YOUR TASK:
Select every line containing the word "приемке" from the material, and copy those lines.
[start of RECORDS SUPPLIED]
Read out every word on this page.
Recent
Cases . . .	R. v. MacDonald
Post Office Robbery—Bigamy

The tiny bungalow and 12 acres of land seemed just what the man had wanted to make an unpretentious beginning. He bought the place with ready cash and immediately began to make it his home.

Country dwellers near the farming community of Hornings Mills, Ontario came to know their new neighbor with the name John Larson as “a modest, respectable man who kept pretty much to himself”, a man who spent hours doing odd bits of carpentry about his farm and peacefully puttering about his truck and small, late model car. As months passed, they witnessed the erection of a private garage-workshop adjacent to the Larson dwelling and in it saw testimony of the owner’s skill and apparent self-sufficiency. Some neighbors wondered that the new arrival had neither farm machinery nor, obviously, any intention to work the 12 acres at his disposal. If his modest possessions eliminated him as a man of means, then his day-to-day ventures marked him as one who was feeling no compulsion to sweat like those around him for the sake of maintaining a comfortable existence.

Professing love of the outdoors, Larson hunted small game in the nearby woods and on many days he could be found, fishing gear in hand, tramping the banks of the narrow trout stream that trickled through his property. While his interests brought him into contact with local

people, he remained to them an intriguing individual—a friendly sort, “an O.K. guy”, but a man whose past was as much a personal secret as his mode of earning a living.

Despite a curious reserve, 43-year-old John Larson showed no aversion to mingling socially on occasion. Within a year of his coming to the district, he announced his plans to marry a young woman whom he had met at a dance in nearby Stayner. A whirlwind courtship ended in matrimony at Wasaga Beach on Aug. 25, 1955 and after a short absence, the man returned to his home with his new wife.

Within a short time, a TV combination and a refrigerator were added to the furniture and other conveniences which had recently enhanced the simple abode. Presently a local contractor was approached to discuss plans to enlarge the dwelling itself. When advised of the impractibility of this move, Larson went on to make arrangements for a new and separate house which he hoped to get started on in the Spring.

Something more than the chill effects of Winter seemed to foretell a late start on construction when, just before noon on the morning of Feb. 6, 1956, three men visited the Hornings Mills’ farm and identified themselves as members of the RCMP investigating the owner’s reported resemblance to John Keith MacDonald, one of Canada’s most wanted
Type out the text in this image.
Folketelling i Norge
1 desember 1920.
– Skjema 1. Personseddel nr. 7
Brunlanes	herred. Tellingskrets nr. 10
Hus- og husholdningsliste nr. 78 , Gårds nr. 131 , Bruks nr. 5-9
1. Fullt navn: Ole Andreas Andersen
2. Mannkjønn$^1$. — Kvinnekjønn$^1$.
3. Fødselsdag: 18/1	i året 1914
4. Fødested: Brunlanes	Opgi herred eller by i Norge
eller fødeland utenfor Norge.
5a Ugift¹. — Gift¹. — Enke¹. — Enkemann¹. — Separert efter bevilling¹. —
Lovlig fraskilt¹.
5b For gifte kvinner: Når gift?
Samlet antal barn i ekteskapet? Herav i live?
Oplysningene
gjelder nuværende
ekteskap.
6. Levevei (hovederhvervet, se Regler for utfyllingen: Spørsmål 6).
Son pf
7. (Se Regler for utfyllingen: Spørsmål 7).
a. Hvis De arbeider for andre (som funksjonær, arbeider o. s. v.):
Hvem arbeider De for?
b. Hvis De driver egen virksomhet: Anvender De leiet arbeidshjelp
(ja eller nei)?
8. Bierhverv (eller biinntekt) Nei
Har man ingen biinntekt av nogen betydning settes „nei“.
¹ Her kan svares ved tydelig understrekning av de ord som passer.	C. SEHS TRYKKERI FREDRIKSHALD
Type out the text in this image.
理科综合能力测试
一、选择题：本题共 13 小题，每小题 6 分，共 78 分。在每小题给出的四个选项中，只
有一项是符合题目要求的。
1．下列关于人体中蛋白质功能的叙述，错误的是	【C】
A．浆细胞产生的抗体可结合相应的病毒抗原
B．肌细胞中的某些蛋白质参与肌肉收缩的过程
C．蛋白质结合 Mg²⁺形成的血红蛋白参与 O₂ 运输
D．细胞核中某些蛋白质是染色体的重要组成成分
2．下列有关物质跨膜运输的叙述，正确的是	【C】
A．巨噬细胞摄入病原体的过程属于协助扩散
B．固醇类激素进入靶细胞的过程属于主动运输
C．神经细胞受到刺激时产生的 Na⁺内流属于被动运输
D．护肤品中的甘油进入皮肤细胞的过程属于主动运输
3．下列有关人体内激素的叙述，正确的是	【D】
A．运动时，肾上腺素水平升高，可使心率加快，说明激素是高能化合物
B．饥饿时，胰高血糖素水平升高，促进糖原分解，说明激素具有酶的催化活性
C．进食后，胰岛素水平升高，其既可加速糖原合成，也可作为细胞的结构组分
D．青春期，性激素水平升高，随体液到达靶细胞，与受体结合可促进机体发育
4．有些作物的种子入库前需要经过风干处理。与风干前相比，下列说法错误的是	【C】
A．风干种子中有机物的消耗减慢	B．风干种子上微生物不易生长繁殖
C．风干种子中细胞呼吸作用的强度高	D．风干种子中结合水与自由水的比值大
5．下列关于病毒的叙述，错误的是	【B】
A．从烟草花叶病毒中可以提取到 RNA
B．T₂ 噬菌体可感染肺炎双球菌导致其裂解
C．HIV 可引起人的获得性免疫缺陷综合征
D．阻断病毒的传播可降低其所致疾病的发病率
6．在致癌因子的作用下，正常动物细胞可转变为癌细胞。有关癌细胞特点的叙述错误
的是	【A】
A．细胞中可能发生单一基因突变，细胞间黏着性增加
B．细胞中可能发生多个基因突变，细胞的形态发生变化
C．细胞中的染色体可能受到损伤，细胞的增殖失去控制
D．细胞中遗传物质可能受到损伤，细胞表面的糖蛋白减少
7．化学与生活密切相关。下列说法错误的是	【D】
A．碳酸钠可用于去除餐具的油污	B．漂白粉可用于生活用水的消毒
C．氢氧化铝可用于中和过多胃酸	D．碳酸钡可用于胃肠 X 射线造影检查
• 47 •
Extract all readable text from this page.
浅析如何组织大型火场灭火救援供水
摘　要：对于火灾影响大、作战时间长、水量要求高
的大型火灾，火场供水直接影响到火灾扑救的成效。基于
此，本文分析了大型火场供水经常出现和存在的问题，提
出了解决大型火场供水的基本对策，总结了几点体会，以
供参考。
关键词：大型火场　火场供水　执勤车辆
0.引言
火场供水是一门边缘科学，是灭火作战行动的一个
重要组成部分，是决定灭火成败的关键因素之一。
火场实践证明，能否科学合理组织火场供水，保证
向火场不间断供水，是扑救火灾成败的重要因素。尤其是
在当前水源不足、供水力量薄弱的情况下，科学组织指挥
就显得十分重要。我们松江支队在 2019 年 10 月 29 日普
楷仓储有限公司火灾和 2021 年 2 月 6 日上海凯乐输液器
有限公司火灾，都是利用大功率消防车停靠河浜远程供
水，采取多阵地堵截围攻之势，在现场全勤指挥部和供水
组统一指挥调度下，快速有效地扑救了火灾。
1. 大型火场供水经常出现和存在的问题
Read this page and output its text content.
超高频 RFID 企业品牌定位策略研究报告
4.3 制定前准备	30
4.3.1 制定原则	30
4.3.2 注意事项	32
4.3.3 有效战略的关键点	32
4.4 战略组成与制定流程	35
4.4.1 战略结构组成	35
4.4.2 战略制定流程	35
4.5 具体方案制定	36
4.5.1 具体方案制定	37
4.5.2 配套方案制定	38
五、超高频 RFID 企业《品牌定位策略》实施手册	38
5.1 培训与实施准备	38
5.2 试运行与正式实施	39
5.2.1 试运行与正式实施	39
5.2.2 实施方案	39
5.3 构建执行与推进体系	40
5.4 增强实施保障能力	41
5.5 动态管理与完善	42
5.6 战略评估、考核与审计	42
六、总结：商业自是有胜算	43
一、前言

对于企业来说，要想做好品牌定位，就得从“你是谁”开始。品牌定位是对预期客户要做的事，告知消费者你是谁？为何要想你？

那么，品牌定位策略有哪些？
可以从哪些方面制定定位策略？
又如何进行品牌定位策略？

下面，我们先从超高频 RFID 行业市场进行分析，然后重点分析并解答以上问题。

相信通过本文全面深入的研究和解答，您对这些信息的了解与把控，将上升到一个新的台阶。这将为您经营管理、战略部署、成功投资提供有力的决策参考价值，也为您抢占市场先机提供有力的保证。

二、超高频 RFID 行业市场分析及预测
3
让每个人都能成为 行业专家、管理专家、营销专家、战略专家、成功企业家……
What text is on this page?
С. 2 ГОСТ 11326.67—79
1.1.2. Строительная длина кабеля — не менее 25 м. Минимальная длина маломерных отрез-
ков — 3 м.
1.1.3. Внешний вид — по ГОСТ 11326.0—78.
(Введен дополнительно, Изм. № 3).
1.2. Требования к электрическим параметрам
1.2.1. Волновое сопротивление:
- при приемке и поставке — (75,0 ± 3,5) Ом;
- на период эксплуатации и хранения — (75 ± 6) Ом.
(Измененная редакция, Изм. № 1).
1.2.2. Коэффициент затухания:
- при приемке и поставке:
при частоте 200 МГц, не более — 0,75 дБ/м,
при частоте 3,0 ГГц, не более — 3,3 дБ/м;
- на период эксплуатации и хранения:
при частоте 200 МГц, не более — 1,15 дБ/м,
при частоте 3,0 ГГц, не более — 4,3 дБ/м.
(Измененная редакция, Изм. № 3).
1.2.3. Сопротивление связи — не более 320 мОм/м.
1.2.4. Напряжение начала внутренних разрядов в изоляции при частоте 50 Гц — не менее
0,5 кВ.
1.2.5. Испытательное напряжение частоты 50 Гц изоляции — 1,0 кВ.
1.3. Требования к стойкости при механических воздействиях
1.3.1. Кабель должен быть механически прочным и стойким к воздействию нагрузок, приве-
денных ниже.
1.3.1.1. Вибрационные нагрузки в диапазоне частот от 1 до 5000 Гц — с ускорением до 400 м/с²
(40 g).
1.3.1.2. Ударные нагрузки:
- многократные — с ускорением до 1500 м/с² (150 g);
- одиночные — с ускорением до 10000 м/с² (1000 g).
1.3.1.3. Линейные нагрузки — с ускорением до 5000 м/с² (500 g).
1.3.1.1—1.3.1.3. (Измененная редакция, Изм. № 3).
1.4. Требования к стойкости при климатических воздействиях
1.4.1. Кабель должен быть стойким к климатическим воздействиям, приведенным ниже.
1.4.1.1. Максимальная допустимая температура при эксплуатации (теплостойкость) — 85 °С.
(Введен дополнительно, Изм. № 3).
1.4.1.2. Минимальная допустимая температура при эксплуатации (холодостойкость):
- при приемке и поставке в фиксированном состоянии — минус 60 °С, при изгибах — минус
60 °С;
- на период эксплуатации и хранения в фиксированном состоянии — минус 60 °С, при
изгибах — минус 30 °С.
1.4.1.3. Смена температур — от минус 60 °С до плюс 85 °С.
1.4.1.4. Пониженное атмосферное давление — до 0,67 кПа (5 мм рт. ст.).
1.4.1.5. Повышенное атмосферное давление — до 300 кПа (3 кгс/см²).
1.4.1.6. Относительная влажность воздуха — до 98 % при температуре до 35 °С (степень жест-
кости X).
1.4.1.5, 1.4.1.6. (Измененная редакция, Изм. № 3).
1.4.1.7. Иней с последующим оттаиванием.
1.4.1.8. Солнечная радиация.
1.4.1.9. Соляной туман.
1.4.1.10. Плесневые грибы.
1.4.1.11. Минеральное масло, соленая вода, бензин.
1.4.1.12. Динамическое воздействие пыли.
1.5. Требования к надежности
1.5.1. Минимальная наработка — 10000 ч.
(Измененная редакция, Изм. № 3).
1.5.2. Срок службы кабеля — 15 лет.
[end of RECORDS SUPPLIED]
COMPLETED EXERCISE:
- при приемке и поставке — (75,0 ± 3,5) Ом;
- при приемке и поставке:
- при приемке и поставке в фиксированном состоянии — минус 60 °С, при изгибах — минус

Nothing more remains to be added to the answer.